PROBLEM DESCRIPTION>
Can the data below be set down again exactly, line for line?

DATA IN THIS EXERCISE>
————————

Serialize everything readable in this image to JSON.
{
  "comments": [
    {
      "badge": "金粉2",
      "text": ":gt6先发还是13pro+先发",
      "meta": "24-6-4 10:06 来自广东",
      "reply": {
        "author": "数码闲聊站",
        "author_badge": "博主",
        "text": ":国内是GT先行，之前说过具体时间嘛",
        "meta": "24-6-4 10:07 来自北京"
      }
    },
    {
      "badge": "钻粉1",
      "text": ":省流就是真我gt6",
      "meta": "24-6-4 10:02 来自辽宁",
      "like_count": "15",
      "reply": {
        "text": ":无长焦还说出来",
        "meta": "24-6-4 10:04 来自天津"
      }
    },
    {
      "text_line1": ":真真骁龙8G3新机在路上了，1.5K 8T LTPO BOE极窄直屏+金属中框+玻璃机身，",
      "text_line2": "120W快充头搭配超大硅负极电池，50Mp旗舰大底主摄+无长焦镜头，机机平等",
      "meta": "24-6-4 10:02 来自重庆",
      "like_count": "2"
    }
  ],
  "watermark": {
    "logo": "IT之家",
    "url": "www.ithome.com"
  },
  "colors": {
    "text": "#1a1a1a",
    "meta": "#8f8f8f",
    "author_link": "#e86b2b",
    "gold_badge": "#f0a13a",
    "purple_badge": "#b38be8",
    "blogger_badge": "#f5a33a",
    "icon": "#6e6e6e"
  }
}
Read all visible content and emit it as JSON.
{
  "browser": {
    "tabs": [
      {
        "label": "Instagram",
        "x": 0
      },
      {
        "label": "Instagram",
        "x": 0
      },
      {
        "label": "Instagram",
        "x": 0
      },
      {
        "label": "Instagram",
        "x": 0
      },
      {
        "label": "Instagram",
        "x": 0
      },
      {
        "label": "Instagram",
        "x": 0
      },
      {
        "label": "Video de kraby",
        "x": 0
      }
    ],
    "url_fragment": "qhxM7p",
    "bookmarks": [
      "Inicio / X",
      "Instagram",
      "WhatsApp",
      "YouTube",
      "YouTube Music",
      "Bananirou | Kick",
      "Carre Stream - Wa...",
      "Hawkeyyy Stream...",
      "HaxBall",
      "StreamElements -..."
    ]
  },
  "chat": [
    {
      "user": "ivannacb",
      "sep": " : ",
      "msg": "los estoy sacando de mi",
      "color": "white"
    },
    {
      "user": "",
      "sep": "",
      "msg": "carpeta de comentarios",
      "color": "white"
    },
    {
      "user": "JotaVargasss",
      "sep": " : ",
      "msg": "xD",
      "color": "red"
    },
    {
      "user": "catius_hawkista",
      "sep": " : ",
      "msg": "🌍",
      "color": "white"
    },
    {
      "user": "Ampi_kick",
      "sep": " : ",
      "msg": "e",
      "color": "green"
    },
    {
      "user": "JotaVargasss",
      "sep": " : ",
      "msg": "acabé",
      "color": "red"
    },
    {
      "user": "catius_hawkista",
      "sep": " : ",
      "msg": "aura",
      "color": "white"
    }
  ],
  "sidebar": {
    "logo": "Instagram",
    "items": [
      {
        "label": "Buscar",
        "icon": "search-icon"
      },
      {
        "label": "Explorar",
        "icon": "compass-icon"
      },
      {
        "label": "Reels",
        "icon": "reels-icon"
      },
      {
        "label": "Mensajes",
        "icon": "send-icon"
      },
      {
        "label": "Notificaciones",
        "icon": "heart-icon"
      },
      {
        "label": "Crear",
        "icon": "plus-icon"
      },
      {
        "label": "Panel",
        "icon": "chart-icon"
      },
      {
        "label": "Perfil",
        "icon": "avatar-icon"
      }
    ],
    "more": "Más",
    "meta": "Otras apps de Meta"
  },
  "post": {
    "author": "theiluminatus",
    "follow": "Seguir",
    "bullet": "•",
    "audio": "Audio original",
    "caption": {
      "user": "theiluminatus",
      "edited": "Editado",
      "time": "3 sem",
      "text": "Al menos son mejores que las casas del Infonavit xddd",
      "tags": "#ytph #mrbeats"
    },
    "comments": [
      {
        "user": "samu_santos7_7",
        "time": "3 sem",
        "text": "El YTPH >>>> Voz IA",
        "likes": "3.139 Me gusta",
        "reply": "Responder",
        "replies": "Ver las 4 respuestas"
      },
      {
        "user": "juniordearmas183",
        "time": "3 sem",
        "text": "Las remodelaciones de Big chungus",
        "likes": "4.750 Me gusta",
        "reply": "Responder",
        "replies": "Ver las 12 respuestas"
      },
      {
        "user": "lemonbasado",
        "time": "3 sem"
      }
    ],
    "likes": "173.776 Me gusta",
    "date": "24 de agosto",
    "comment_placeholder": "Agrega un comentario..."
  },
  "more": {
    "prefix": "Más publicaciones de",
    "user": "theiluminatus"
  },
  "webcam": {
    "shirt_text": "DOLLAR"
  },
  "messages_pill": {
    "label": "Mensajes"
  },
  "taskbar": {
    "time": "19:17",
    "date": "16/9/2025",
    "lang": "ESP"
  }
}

————————

WRITTEN REPLY>
Serialize everything readable in this image to JSON.
{
  "comments": [
    {
      "badge": "金粉2",
      "text": ":gt6先发还是13pro+先发",
      "meta": "24-6-4 10:06 来自广东",
      "reply": {
        "author": "数码闲聊站",
        "author_badge": "博主",
        "text": ":国内是GT先行，之前说过具体时间嘛",
        "meta": "24-6-4 10:07 来自北京"
      }
    },
    {
      "badge": "钻粉1",
      "text": ":省流就是真我gt6",
      "meta": "24-6-4 10:02 来自辽宁",
      "like_count": "15",
      "reply": {
        "text": ":无长焦还说出来",
        "meta": "24-6-4 10:04 来自天津"
      }
    },
    {
      "text_line1": ":真真骁龙8G3新机在路上了，1.5K 8T LTPO BOE极窄直屏+金属中框+玻璃机身，",
      "text_line2": "120W快充头搭配超大硅负极电池，50Mp旗舰大底主摄+无长焦镜头，机机平等",
      "meta": "24-6-4 10:02 来自重庆",
      "like_count": "2"
    }
  ],
  "watermark": {
    "logo": "IT之家",
    "url": "www.ithome.com"
  },
  "colors": {
    "text": "#1a1a1a",
    "meta": "#8f8f8f",
    "author_link": "#e86b2b",
    "gold_badge": "#f0a13a",
    "purple_badge": "#b38be8",
    "blogger_badge": "#f5a33a",
    "icon": "#6e6e6e"
  }
}
Read all visible content and emit it as JSON.
{
  "browser": {
    "tabs": [
      {
        "label": "Instagram",
        "x": 0
      },
      {
        "label": "Instagram",
        "x": 0
      },
      {
        "label": "Instagram",
        "x": 0
      },
      {
        "label": "Instagram",
        "x": 0
      },
      {
        "label": "Instagram",
        "x": 0
      },
      {
        "label": "Instagram",
        "x": 0
      },
      {
        "label": "Video de kraby",
        "x": 0
      }
    ],
    "url_fragment": "qhxM7p",
    "bookmarks": [
      "Inicio / X",
      "Instagram",
      "WhatsApp",
      "YouTube",
      "YouTube Music",
      "Bananirou | Kick",
      "Carre Stream - Wa...",
      "Hawkeyyy Stream...",
      "HaxBall",
      "StreamElements -..."
    ]
  },
  "chat": [
    {
      "user": "ivannacb",
      "sep": " : ",
      "msg": "los estoy sacando de mi",
      "color": "white"
    },
    {
      "user": "",
      "sep": "",
      "msg": "carpeta de comentarios",
      "color": "white"
    },
    {
      "user": "JotaVargasss",
      "sep": " : ",
      "msg": "xD",
      "color": "red"
    },
    {
      "user": "catius_hawkista",
      "sep": " : ",
      "msg": "🌍",
      "color": "white"
    },
    {
      "user": "Ampi_kick",
      "sep": " : ",
      "msg": "e",
      "color": "green"
    },
    {
      "user": "JotaVargasss",
      "sep": " : ",
      "msg": "acabé",
      "color": "red"
    },
    {
      "user": "catius_hawkista",
      "sep": " : ",
      "msg": "aura",
      "color": "white"
    }
  ],
  "sidebar": {
    "logo": "Instagram",
    "items": [
      {
        "label": "Buscar",
        "icon": "search-icon"
      },
      {
        "label": "Explorar",
        "icon": "compass-icon"
      },
      {
        "label": "Reels",
        "icon": "reels-icon"
      },
      {
        "label": "Mensajes",
        "icon": "send-icon"
      },
      {
        "label": "Notificaciones",
        "icon": "heart-icon"
      },
      {
        "label": "Crear",
        "icon": "plus-icon"
      },
      {
        "label": "Panel",
        "icon": "chart-icon"
      },
      {
        "label": "Perfil",
        "icon": "avatar-icon"
      }
    ],
    "more": "Más",
    "meta": "Otras apps de Meta"
  },
  "post": {
    "author": "theiluminatus",
    "follow": "Seguir",
    "bullet": "•",
    "audio": "Audio original",
    "caption": {
      "user": "theiluminatus",
      "edited": "Editado",
      "time": "3 sem",
      "text": "Al menos son mejores que las casas del Infonavit xddd",
      "tags": "#ytph #mrbeats"
    },
    "comments": [
      {
        "user": "samu_santos7_7",
        "time": "3 sem",
        "text": "El YTPH >>>> Voz IA",
        "likes": "3.139 Me gusta",
        "reply": "Responder",
        "replies": "Ver las 4 respuestas"
      },
      {
        "user": "juniordearmas183",
        "time": "3 sem",
        "text": "Las remodelaciones de Big chungus",
        "likes": "4.750 Me gusta",
        "reply": "Responder",
        "replies": "Ver las 12 respuestas"
      },
      {
        "user": "lemonbasado",
        "time": "3 sem"
      }
    ],
    "likes": "173.776 Me gusta",
    "date": "24 de agosto",
    "comment_placeholder": "Agrega un comentario..."
  },
  "more": {
    "prefix": "Más publicaciones de",
    "user": "theiluminatus"
  },
  "webcam": {
    "shirt_text": "DOLLAR"
  },
  "messages_pill": {
    "label": "Mensajes"
  },
  "taskbar": {
    "time": "19:17",
    "date": "16/9/2025",
    "lang": "ESP"
  }
}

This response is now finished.